**** ENTRIES SHOWN
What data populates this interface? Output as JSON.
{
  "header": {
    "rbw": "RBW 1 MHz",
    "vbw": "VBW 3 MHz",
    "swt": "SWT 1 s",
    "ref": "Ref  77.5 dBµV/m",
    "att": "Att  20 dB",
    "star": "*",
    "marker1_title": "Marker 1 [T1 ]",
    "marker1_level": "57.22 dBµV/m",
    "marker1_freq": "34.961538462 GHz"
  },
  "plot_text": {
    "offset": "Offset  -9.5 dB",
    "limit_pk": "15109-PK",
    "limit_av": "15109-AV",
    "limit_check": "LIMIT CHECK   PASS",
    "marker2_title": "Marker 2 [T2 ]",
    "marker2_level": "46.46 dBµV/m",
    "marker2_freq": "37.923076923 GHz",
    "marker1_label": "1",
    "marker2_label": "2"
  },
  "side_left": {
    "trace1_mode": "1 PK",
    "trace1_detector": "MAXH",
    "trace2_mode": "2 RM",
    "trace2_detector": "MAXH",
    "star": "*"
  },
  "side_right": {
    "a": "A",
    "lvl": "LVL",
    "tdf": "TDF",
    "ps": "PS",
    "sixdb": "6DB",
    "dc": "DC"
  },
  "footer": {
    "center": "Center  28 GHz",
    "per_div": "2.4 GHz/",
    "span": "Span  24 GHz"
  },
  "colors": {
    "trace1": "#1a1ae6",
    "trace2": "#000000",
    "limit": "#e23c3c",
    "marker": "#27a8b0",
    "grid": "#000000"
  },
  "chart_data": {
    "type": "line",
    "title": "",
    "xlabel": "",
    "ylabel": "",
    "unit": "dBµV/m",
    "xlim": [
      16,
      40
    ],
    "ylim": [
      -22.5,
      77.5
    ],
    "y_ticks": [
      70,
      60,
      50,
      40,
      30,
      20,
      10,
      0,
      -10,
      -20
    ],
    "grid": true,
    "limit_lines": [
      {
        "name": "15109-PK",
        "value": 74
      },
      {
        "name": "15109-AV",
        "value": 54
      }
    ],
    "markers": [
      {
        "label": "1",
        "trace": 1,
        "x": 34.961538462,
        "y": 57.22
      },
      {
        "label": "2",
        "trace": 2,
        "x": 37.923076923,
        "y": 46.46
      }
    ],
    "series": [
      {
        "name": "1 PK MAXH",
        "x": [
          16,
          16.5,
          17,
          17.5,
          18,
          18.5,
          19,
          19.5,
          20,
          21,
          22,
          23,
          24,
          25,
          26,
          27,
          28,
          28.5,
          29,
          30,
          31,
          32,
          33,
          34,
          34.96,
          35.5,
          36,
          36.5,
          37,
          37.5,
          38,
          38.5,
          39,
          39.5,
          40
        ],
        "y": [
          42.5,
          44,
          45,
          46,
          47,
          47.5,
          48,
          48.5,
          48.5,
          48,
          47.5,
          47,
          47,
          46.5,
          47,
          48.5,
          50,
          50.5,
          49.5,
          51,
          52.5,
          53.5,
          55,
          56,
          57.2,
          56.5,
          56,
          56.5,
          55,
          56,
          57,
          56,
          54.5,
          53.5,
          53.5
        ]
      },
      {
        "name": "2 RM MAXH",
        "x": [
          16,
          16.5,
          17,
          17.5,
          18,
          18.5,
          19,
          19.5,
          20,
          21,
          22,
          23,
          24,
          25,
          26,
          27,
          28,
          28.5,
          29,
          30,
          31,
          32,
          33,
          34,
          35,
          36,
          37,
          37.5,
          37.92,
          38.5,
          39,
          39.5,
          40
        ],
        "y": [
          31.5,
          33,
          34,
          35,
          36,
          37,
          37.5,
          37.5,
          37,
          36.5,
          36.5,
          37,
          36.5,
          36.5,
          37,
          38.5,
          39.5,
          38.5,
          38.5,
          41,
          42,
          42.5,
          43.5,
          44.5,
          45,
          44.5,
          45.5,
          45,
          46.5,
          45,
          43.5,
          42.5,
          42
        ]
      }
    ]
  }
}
********
EXERCISE
Give the data again, exactly as it stands.

FULL SOLUTION
What data populates this interface? Output as JSON.
{
  "header": {
    "rbw": "RBW 1 MHz",
    "vbw": "VBW 3 MHz",
    "swt": "SWT 1 s",
    "ref": "Ref  77.5 dBµV/m",
    "att": "Att  20 dB",
    "star": "*",
    "marker1_title": "Marker 1 [T1 ]",
    "marker1_level": "57.22 dBµV/m",
    "marker1_freq": "34.961538462 GHz"
  },
  "plot_text": {
    "offset": "Offset  -9.5 dB",
    "limit_pk": "15109-PK",
    "limit_av": "15109-AV",
    "limit_check": "LIMIT CHECK   PASS",
    "marker2_title": "Marker 2 [T2 ]",
    "marker2_level": "46.46 dBµV/m",
    "marker2_freq": "37.923076923 GHz",
    "marker1_label": "1",
    "marker2_label": "2"
  },
  "side_left": {
    "trace1_mode": "1 PK",
    "trace1_detector": "MAXH",
    "trace2_mode": "2 RM",
    "trace2_detector": "MAXH",
    "star": "*"
  },
  "side_right": {
    "a": "A",
    "lvl": "LVL",
    "tdf": "TDF",
    "ps": "PS",
    "sixdb": "6DB",
    "dc": "DC"
  },
  "footer": {
    "center": "Center  28 GHz",
    "per_div": "2.4 GHz/",
    "span": "Span  24 GHz"
  },
  "colors": {
    "trace1": "#1a1ae6",
    "trace2": "#000000",
    "limit": "#e23c3c",
    "marker": "#27a8b0",
    "grid": "#000000"
  },
  "chart_data": {
    "type": "line",
    "title": "",
    "xlabel": "",
    "ylabel": "",
    "unit": "dBµV/m",
    "xlim": [
      16,
      40
    ],
    "ylim": [
      -22.5,
      77.5
    ],
    "y_ticks": [
      70,
      60,
      50,
      40,
      30,
      20,
      10,
      0,
      -10,
      -20
    ],
    "grid": true,
    "limit_lines": [
      {
        "name": "15109-PK",
        "value": 74
      },
      {
        "name": "15109-AV",
        "value": 54
      }
    ],
    "markers": [
      {
        "label": "1",
        "trace": 1,
        "x": 34.961538462,
        "y": 57.22
      },
      {
        "label": "2",
        "trace": 2,
        "x": 37.923076923,
        "y": 46.46
      }
    ],
    "series": [
      {
        "name": "1 PK MAXH",
        "x": [
          16,
          16.5,
          17,
          17.5,
          18,
          18.5,
          19,
          19.5,
          20,
          21,
          22,
          23,
          24,
          25,
          26,
          27,
          28,
          28.5,
          29,
          30,
          31,
          32,
          33,
          34,
          34.96,
          35.5,
          36,
          36.5,
          37,
          37.5,
          38,
          38.5,
          39,
          39.5,
          40
        ],
        "y": [
          42.5,
          44,
          45,
          46,
          47,
          47.5,
          48,
          48.5,
          48.5,
          48,
          47.5,
          47,
          47,
          46.5,
          47,
          48.5,
          50,
          50.5,
          49.5,
          51,
          52.5,
          53.5,
          55,
          56,
          57.2,
          56.5,
          56,
          56.5,
          55,
          56,
          57,
          56,
          54.5,
          53.5,
          53.5
        ]
      },
      {
        "name": "2 RM MAXH",
        "x": [
          16,
          16.5,
          17,
          17.5,
          18,
          18.5,
          19,
          19.5,
          20,
          21,
          22,
          23,
          24,
          25,
          26,
          27,
          28,
          28.5,
          29,
          30,
          31,
          32,
          33,
          34,
          35,
          36,
          37,
          37.5,
          37.92,
          38.5,
          39,
          39.5,
          40
        ],
        "y": [
          31.5,
          33,
          34,
          35,
          36,
          37,
          37.5,
          37.5,
          37,
          36.5,
          36.5,
          37,
          36.5,
          36.5,
          37,
          38.5,
          39.5,
          38.5,
          38.5,
          41,
          42,
          42.5,
          43.5,
          44.5,
          45,
          44.5,
          45.5,
          45,
          46.5,
          45,
          43.5,
          42.5,
          42
        ]
      }
    ]
  }
}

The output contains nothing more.